Goal of the exercise:
Go through the records line by line and work out how many lines hold the word "изменений". Answer with the number only.

Stored rows:
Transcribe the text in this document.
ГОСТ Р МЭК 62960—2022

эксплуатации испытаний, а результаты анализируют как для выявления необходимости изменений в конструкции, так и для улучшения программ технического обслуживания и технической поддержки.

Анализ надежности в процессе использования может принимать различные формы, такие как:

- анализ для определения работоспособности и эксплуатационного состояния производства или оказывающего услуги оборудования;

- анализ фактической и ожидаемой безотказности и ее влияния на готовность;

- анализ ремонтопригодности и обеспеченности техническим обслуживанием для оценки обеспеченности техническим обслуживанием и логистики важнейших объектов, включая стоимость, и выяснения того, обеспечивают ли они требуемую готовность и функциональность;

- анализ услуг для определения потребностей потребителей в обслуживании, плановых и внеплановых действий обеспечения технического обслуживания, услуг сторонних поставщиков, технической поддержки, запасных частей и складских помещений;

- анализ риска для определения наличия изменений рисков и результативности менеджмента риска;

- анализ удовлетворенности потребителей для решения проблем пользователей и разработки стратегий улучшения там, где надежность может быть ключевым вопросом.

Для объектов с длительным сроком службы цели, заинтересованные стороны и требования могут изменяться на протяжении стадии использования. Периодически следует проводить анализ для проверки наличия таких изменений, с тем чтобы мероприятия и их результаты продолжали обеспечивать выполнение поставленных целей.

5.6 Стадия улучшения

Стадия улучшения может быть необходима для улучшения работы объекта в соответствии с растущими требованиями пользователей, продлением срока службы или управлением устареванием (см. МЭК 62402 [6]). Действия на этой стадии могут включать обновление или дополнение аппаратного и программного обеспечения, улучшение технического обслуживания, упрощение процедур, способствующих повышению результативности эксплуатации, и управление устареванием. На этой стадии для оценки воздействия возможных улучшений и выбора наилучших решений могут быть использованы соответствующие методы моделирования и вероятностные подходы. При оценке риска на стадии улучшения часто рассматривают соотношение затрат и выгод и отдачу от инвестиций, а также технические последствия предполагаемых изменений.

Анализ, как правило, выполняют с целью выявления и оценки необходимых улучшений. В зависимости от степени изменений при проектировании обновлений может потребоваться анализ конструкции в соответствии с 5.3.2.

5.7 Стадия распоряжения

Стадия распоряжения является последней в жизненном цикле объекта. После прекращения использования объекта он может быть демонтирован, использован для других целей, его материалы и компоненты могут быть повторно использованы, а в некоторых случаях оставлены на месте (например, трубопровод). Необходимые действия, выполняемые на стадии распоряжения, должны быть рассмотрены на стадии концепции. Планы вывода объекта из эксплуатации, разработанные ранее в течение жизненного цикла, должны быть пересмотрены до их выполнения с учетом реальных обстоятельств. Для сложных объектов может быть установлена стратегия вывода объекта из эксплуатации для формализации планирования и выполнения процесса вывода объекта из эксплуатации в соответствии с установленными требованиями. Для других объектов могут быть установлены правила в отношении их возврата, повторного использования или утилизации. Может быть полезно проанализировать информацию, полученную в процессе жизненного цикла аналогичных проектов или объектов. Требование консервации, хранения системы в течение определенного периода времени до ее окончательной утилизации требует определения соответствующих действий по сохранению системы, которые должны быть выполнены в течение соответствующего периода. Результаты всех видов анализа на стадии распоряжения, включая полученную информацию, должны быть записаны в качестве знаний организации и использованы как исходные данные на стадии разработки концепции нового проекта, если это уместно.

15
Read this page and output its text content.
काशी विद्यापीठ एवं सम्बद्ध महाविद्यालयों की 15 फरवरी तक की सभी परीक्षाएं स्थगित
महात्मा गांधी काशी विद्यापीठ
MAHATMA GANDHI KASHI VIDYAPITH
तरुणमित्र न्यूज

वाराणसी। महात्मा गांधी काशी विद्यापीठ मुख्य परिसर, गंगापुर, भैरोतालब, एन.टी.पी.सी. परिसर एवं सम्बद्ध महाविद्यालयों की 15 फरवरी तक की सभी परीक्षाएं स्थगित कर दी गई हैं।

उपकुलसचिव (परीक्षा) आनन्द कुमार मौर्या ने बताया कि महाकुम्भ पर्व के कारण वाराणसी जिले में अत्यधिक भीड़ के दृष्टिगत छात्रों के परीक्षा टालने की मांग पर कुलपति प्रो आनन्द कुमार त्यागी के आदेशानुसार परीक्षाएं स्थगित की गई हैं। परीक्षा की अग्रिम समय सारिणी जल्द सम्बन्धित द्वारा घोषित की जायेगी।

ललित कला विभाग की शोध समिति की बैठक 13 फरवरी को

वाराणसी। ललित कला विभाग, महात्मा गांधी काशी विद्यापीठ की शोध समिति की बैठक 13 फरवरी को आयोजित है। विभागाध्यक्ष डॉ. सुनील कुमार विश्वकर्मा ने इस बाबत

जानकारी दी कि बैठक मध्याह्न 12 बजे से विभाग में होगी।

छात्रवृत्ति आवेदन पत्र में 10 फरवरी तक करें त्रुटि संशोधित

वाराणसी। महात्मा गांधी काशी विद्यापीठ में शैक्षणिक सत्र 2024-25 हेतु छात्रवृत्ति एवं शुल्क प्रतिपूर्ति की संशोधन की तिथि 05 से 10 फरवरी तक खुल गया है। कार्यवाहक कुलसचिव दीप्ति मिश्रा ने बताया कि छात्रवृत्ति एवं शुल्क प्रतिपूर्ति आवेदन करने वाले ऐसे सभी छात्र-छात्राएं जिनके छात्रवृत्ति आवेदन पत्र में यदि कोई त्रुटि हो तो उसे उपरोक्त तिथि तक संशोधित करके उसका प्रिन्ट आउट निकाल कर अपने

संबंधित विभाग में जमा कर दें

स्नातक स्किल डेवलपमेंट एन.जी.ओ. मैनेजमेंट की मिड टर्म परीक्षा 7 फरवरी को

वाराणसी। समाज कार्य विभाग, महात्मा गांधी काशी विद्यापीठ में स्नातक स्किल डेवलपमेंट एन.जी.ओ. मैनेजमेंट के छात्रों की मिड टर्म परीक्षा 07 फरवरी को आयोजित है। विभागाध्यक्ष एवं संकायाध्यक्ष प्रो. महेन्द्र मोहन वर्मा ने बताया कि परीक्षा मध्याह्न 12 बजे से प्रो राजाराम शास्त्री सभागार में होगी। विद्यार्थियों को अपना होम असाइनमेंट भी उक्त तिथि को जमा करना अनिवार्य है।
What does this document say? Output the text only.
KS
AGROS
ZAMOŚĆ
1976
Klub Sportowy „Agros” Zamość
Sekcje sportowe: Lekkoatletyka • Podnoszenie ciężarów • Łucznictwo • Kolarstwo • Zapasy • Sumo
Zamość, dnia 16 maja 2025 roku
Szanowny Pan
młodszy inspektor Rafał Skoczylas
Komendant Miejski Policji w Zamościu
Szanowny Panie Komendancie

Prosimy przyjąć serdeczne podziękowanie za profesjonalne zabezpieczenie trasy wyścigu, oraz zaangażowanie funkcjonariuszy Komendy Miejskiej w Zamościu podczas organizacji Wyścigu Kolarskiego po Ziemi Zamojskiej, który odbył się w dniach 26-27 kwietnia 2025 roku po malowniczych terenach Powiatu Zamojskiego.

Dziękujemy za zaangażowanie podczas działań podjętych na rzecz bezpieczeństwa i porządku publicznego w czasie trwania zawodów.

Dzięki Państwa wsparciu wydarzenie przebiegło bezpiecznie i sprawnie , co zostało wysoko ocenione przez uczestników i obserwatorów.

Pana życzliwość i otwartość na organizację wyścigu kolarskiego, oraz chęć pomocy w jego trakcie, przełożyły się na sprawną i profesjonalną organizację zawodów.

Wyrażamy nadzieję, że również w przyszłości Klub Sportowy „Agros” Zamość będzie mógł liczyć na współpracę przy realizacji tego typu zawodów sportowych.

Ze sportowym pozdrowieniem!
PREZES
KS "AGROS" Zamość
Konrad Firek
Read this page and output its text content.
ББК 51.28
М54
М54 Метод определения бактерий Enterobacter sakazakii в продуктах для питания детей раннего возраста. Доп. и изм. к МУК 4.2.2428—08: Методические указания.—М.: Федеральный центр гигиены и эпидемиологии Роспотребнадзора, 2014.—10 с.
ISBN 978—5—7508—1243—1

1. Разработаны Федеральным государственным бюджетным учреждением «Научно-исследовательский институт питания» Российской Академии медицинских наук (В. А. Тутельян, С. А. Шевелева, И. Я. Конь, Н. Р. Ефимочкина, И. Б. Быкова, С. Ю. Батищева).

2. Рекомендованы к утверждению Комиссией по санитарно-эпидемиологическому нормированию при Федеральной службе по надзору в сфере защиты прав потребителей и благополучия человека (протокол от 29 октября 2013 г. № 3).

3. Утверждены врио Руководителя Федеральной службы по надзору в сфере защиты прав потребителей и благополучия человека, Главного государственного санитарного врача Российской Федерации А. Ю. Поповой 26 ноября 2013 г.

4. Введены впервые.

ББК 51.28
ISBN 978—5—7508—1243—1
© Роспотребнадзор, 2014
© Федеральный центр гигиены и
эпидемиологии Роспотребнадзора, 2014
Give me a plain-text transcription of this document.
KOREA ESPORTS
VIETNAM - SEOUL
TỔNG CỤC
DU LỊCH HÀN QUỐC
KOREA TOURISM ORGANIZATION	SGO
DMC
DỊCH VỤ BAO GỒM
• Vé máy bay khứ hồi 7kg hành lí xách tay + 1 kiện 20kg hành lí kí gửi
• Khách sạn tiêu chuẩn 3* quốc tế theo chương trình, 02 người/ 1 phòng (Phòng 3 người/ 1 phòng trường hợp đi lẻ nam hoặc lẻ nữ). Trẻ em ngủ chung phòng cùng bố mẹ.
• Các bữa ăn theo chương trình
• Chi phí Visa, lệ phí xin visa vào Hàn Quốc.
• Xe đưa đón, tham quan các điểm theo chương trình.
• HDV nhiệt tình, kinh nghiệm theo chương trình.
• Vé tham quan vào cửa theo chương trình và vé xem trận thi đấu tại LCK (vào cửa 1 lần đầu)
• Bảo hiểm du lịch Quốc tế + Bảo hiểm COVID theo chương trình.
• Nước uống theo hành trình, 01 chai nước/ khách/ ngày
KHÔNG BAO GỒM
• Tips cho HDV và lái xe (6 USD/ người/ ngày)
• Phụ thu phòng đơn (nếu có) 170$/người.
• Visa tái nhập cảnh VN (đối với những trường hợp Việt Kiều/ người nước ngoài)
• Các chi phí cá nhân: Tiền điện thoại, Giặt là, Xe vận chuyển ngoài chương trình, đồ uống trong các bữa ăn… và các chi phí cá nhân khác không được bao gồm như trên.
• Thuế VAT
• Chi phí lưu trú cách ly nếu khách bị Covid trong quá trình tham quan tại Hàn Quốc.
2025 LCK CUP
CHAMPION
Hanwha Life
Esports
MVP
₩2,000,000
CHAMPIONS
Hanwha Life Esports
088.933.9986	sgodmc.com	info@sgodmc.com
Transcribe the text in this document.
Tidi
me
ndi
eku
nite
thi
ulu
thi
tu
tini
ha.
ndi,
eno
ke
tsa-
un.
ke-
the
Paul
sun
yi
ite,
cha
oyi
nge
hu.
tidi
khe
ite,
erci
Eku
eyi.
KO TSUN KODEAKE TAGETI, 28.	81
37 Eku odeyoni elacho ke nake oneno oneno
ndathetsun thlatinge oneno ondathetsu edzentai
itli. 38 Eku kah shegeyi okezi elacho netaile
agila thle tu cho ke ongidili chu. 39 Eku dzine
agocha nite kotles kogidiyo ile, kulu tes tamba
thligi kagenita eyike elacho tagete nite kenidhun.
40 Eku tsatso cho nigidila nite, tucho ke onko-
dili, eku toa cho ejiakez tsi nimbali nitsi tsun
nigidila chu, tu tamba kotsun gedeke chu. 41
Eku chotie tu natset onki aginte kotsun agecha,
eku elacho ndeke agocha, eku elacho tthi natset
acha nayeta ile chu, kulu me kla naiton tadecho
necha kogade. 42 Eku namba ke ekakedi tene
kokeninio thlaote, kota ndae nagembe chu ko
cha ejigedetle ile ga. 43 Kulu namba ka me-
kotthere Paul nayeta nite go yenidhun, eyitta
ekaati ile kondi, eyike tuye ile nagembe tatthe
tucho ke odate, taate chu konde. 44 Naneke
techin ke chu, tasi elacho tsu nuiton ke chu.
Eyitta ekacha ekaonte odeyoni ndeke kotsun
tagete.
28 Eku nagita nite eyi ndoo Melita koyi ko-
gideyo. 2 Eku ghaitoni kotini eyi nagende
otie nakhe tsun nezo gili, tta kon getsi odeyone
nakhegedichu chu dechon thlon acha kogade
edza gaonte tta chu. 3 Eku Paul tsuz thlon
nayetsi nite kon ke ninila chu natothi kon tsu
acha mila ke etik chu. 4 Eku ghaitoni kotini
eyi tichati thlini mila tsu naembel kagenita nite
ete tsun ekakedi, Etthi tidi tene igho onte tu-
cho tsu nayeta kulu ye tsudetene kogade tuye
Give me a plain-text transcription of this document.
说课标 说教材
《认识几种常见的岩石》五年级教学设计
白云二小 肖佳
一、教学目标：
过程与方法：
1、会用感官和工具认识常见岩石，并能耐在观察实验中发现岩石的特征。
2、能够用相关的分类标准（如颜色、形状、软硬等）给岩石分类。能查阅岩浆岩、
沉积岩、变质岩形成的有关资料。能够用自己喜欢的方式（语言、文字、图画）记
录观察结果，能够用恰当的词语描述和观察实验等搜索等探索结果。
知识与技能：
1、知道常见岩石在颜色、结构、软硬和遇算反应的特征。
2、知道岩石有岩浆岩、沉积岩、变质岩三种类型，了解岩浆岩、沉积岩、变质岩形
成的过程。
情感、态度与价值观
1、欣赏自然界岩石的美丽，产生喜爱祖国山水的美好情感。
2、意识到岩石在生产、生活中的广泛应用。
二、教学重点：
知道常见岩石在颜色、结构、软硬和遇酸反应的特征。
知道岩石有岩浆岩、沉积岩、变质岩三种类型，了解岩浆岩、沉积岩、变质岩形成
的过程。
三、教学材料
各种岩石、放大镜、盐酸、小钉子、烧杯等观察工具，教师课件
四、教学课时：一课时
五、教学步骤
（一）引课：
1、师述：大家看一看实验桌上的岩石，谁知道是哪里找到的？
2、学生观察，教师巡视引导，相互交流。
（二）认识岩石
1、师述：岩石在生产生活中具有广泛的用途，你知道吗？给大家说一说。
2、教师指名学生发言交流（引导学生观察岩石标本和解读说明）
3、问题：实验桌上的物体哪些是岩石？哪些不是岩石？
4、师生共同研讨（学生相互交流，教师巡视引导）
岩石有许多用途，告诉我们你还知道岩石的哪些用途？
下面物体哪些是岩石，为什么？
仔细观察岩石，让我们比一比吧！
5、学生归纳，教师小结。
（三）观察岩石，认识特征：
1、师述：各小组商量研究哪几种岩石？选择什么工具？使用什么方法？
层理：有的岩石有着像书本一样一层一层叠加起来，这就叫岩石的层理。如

Solution to this task:
5